-- Begin MATERIAL PROVIDED --
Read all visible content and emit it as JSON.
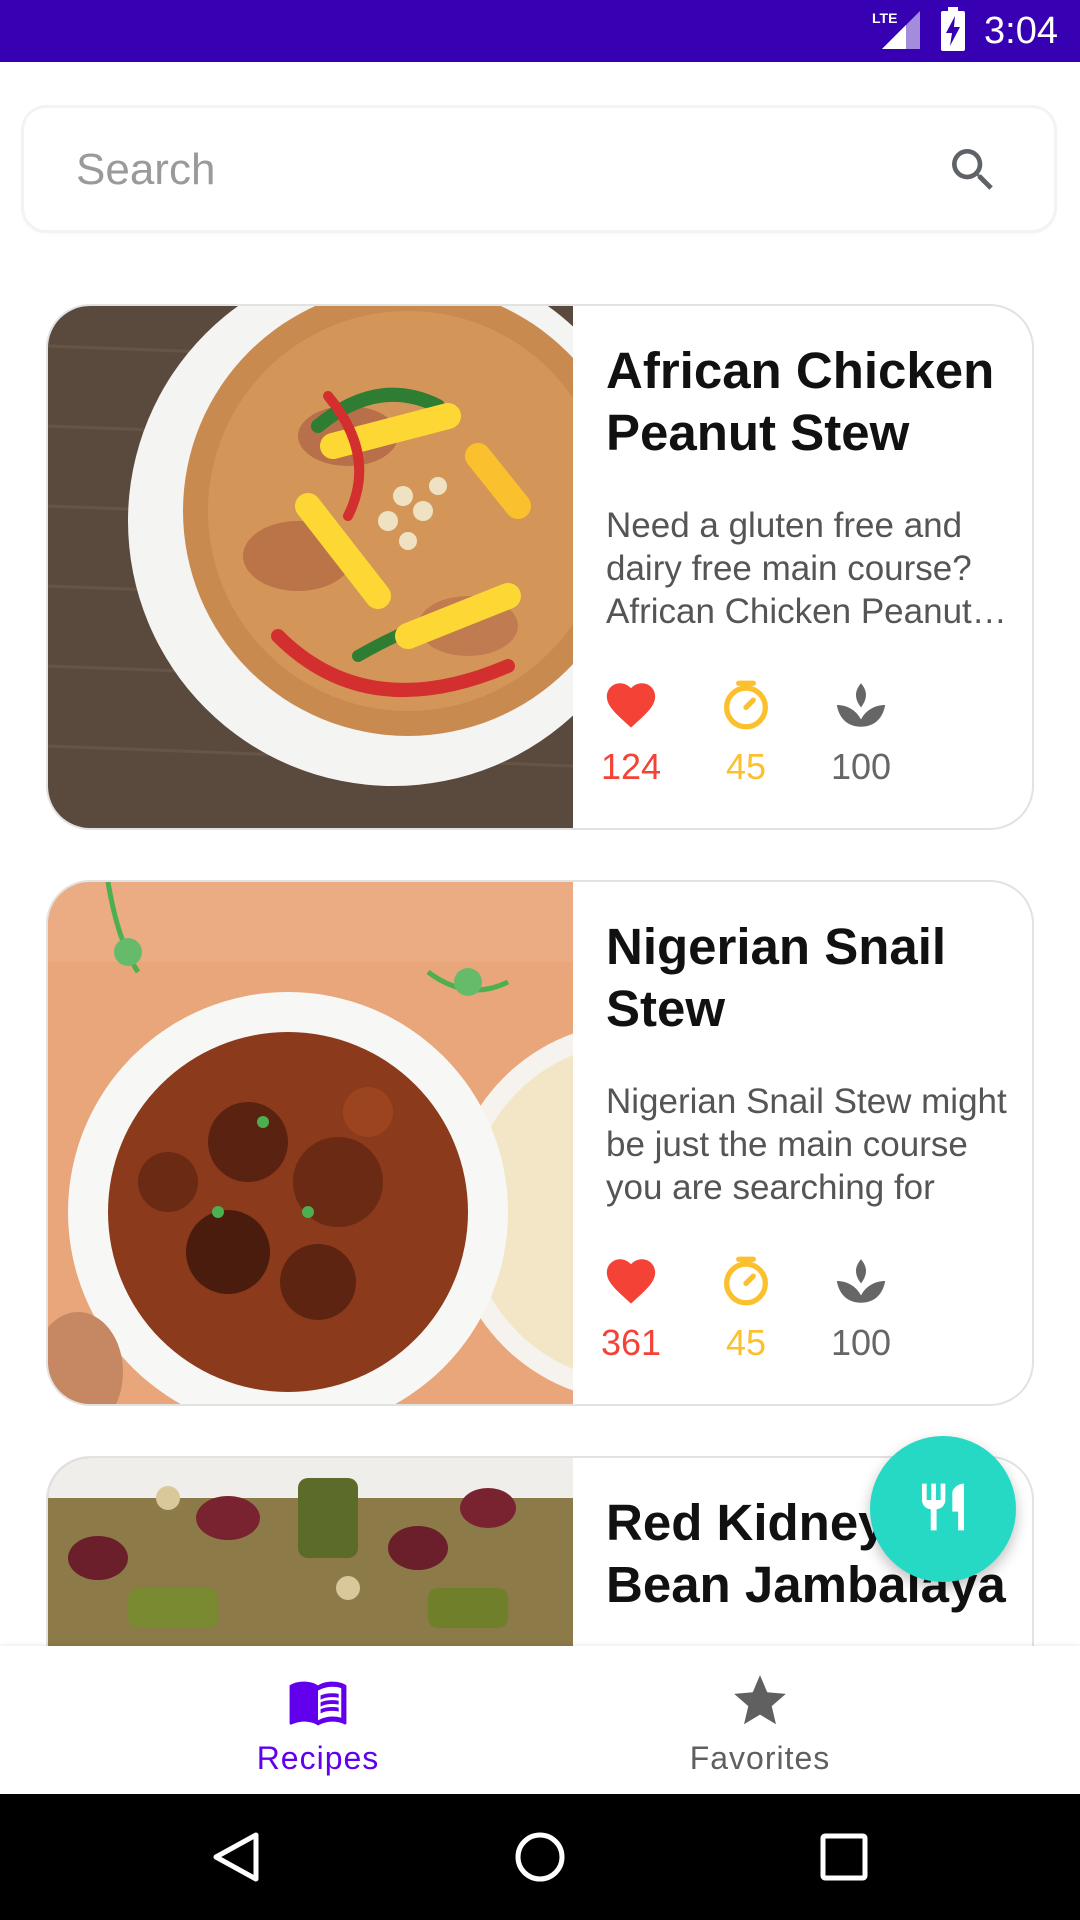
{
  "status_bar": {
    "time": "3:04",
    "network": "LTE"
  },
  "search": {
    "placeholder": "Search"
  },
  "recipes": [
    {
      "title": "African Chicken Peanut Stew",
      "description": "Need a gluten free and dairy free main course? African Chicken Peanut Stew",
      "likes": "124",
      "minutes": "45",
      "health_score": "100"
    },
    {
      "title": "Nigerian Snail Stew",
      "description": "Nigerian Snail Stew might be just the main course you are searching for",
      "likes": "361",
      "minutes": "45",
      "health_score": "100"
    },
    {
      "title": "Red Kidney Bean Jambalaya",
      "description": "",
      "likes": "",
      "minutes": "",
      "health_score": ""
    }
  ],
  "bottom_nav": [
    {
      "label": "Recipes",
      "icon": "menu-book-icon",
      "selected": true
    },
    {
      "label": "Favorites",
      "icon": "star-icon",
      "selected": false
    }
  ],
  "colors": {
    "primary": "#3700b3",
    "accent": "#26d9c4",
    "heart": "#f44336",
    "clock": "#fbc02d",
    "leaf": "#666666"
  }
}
-- End MATERIAL PROVIDED --
-- Begin MATERIAL PROVIDED --
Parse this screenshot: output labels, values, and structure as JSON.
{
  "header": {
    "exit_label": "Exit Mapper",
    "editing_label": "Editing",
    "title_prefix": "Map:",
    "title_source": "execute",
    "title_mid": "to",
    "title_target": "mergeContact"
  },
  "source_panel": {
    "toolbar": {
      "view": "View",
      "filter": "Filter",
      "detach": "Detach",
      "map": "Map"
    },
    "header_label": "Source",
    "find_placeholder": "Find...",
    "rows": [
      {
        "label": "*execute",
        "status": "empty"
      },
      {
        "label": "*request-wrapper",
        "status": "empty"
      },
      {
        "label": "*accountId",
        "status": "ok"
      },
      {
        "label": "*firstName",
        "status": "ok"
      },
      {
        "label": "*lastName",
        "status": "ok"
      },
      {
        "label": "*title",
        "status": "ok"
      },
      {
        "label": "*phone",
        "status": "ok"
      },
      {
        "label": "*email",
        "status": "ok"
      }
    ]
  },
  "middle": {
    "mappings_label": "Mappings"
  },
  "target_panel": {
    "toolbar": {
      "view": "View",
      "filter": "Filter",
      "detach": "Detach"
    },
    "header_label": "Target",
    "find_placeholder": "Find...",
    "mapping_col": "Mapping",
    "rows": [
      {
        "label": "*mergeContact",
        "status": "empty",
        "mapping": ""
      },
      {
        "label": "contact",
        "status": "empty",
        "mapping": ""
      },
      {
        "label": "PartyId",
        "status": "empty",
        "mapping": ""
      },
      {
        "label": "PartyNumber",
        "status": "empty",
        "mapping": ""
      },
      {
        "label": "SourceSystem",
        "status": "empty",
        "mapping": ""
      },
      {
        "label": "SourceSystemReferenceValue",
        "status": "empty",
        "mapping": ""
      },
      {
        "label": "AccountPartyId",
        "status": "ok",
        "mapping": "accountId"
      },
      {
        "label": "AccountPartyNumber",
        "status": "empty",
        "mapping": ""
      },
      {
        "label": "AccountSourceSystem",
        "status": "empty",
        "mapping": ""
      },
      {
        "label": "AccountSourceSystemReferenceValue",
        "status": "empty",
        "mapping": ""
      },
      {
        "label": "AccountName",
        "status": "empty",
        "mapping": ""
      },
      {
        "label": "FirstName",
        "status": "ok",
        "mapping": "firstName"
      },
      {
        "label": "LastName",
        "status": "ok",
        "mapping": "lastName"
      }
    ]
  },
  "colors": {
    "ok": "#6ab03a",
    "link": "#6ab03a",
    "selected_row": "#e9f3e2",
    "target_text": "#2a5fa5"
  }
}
-- End MATERIAL PROVIDED --
◆ **WORK REQUIRED**: Each line of the data that includes the word "Chicken" counts once; report the total and nothing more.

◆ **REPLY TO THE EXERCISE**: 2